> Work to complete:
Reproduce each record below exactly as written.

Start of Exercise material

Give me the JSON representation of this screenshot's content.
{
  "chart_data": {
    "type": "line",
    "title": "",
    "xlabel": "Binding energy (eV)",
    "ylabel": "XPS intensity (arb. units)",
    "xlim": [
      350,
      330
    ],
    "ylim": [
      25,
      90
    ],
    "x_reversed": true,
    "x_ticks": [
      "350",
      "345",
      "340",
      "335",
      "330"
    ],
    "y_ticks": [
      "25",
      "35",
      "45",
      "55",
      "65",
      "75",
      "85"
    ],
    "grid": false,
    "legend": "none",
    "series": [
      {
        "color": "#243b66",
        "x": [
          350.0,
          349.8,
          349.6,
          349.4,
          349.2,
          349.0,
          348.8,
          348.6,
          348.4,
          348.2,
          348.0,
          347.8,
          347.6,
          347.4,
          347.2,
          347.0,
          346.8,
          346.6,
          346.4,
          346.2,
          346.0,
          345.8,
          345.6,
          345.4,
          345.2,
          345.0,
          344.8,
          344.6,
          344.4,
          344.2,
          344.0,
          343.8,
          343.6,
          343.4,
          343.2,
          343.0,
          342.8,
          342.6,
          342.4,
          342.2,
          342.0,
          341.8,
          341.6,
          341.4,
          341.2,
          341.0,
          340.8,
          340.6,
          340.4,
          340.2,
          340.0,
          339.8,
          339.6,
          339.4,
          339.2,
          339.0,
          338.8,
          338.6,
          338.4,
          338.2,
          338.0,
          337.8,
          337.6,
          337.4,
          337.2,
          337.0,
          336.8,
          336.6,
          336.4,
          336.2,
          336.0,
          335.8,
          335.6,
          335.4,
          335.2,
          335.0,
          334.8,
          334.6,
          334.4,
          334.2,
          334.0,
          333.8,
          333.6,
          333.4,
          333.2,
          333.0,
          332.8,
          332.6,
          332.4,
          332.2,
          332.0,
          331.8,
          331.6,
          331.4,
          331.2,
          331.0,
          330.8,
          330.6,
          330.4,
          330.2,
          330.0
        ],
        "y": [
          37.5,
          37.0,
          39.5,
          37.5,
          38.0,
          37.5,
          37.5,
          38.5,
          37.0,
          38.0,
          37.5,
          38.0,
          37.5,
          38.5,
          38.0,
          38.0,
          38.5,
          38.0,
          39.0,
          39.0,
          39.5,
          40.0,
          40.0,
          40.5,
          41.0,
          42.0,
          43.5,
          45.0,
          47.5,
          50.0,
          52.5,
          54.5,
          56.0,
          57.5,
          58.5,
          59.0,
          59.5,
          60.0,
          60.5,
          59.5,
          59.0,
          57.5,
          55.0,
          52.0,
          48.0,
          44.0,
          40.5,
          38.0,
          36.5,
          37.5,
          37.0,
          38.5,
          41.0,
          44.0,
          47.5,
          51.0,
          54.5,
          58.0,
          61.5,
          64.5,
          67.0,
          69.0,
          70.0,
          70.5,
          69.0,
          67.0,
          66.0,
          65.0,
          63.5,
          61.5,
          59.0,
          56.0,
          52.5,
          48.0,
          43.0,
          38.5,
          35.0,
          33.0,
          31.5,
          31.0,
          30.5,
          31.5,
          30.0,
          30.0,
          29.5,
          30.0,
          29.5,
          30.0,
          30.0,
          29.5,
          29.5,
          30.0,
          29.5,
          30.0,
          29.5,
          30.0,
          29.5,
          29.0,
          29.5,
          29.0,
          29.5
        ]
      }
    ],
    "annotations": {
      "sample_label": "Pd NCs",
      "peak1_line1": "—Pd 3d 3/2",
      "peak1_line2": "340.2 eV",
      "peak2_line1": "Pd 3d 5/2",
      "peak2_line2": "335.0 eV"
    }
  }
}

End of Exercise material

> Final result:
Give me the JSON representation of this screenshot's content.
{
  "chart_data": {
    "type": "line",
    "title": "",
    "xlabel": "Binding energy (eV)",
    "ylabel": "XPS intensity (arb. units)",
    "xlim": [
      350,
      330
    ],
    "ylim": [
      25,
      90
    ],
    "x_reversed": true,
    "x_ticks": [
      "350",
      "345",
      "340",
      "335",
      "330"
    ],
    "y_ticks": [
      "25",
      "35",
      "45",
      "55",
      "65",
      "75",
      "85"
    ],
    "grid": false,
    "legend": "none",
    "series": [
      {
        "color": "#243b66",
        "x": [
          350.0,
          349.8,
          349.6,
          349.4,
          349.2,
          349.0,
          348.8,
          348.6,
          348.4,
          348.2,
          348.0,
          347.8,
          347.6,
          347.4,
          347.2,
          347.0,
          346.8,
          346.6,
          346.4,
          346.2,
          346.0,
          345.8,
          345.6,
          345.4,
          345.2,
          345.0,
          344.8,
          344.6,
          344.4,
          344.2,
          344.0,
          343.8,
          343.6,
          343.4,
          343.2,
          343.0,
          342.8,
          342.6,
          342.4,
          342.2,
          342.0,
          341.8,
          341.6,
          341.4,
          341.2,
          341.0,
          340.8,
          340.6,
          340.4,
          340.2,
          340.0,
          339.8,
          339.6,
          339.4,
          339.2,
          339.0,
          338.8,
          338.6,
          338.4,
          338.2,
          338.0,
          337.8,
          337.6,
          337.4,
          337.2,
          337.0,
          336.8,
          336.6,
          336.4,
          336.2,
          336.0,
          335.8,
          335.6,
          335.4,
          335.2,
          335.0,
          334.8,
          334.6,
          334.4,
          334.2,
          334.0,
          333.8,
          333.6,
          333.4,
          333.2,
          333.0,
          332.8,
          332.6,
          332.4,
          332.2,
          332.0,
          331.8,
          331.6,
          331.4,
          331.2,
          331.0,
          330.8,
          330.6,
          330.4,
          330.2,
          330.0
        ],
        "y": [
          37.5,
          37.0,
          39.5,
          37.5,
          38.0,
          37.5,
          37.5,
          38.5,
          37.0,
          38.0,
          37.5,
          38.0,
          37.5,
          38.5,
          38.0,
          38.0,
          38.5,
          38.0,
          39.0,
          39.0,
          39.5,
          40.0,
          40.0,
          40.5,
          41.0,
          42.0,
          43.5,
          45.0,
          47.5,
          50.0,
          52.5,
          54.5,
          56.0,
          57.5,
          58.5,
          59.0,
          59.5,
          60.0,
          60.5,
          59.5,
          59.0,
          57.5,
          55.0,
          52.0,
          48.0,
          44.0,
          40.5,
          38.0,
          36.5,
          37.5,
          37.0,
          38.5,
          41.0,
          44.0,
          47.5,
          51.0,
          54.5,
          58.0,
          61.5,
          64.5,
          67.0,
          69.0,
          70.0,
          70.5,
          69.0,
          67.0,
          66.0,
          65.0,
          63.5,
          61.5,
          59.0,
          56.0,
          52.5,
          48.0,
          43.0,
          38.5,
          35.0,
          33.0,
          31.5,
          31.0,
          30.5,
          31.5,
          30.0,
          30.0,
          29.5,
          30.0,
          29.5,
          30.0,
          30.0,
          29.5,
          29.5,
          30.0,
          29.5,
          30.0,
          29.5,
          30.0,
          29.5,
          29.0,
          29.5,
          29.0,
          29.5
        ]
      }
    ],
    "annotations": {
      "sample_label": "Pd NCs",
      "peak1_line1": "—Pd 3d 3/2",
      "peak1_line2": "340.2 eV",
      "peak2_line1": "Pd 3d 5/2",
      "peak2_line2": "335.0 eV"
    }
  }
}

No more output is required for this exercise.